== RECORDS FOR THIS TASK ==

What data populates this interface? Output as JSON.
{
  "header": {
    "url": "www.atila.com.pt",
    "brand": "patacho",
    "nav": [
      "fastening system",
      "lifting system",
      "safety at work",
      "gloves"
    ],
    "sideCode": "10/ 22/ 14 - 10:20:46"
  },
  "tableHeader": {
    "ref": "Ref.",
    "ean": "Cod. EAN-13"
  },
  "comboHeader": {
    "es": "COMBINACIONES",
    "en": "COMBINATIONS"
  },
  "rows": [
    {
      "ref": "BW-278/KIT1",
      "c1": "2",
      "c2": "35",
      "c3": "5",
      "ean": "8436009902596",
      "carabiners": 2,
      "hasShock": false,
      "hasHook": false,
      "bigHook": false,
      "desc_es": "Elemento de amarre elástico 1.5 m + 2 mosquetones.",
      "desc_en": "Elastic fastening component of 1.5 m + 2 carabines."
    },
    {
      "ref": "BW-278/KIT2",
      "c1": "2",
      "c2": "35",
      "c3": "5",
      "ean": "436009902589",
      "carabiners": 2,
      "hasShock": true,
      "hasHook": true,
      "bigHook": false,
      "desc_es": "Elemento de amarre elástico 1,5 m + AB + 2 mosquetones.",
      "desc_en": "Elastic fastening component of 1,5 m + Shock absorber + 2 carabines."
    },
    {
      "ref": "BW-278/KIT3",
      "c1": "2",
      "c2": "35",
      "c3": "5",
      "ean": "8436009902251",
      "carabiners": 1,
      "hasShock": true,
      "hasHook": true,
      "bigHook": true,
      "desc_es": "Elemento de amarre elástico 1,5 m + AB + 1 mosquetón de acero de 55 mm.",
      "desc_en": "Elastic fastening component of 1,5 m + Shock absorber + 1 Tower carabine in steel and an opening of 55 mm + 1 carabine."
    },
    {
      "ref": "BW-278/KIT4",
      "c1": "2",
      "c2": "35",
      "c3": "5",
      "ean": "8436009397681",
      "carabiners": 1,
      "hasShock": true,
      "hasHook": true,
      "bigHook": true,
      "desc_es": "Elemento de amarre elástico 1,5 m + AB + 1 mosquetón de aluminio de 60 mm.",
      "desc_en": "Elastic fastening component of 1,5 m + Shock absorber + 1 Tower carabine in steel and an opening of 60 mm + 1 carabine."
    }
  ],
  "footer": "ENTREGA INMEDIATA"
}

== WHAT THE EXERCISE ASKS ==
Output the records exactly, including every line.

== FULL SOLUTION ==
What data populates this interface? Output as JSON.
{
  "header": {
    "url": "www.atila.com.pt",
    "brand": "patacho",
    "nav": [
      "fastening system",
      "lifting system",
      "safety at work",
      "gloves"
    ],
    "sideCode": "10/ 22/ 14 - 10:20:46"
  },
  "tableHeader": {
    "ref": "Ref.",
    "ean": "Cod. EAN-13"
  },
  "comboHeader": {
    "es": "COMBINACIONES",
    "en": "COMBINATIONS"
  },
  "rows": [
    {
      "ref": "BW-278/KIT1",
      "c1": "2",
      "c2": "35",
      "c3": "5",
      "ean": "8436009902596",
      "carabiners": 2,
      "hasShock": false,
      "hasHook": false,
      "bigHook": false,
      "desc_es": "Elemento de amarre elástico 1.5 m + 2 mosquetones.",
      "desc_en": "Elastic fastening component of 1.5 m + 2 carabines."
    },
    {
      "ref": "BW-278/KIT2",
      "c1": "2",
      "c2": "35",
      "c3": "5",
      "ean": "436009902589",
      "carabiners": 2,
      "hasShock": true,
      "hasHook": true,
      "bigHook": false,
      "desc_es": "Elemento de amarre elástico 1,5 m + AB + 2 mosquetones.",
      "desc_en": "Elastic fastening component of 1,5 m + Shock absorber + 2 carabines."
    },
    {
      "ref": "BW-278/KIT3",
      "c1": "2",
      "c2": "35",
      "c3": "5",
      "ean": "8436009902251",
      "carabiners": 1,
      "hasShock": true,
      "hasHook": true,
      "bigHook": true,
      "desc_es": "Elemento de amarre elástico 1,5 m + AB + 1 mosquetón de acero de 55 mm.",
      "desc_en": "Elastic fastening component of 1,5 m + Shock absorber + 1 Tower carabine in steel and an opening of 55 mm + 1 carabine."
    },
    {
      "ref": "BW-278/KIT4",
      "c1": "2",
      "c2": "35",
      "c3": "5",
      "ean": "8436009397681",
      "carabiners": 1,
      "hasShock": true,
      "hasHook": true,
      "bigHook": true,
      "desc_es": "Elemento de amarre elástico 1,5 m + AB + 1 mosquetón de aluminio de 60 mm.",
      "desc_en": "Elastic fastening component of 1,5 m + Shock absorber + 1 Tower carabine in steel and an opening of 60 mm + 1 carabine."
    }
  ],
  "footer": "ENTREGA INMEDIATA"
}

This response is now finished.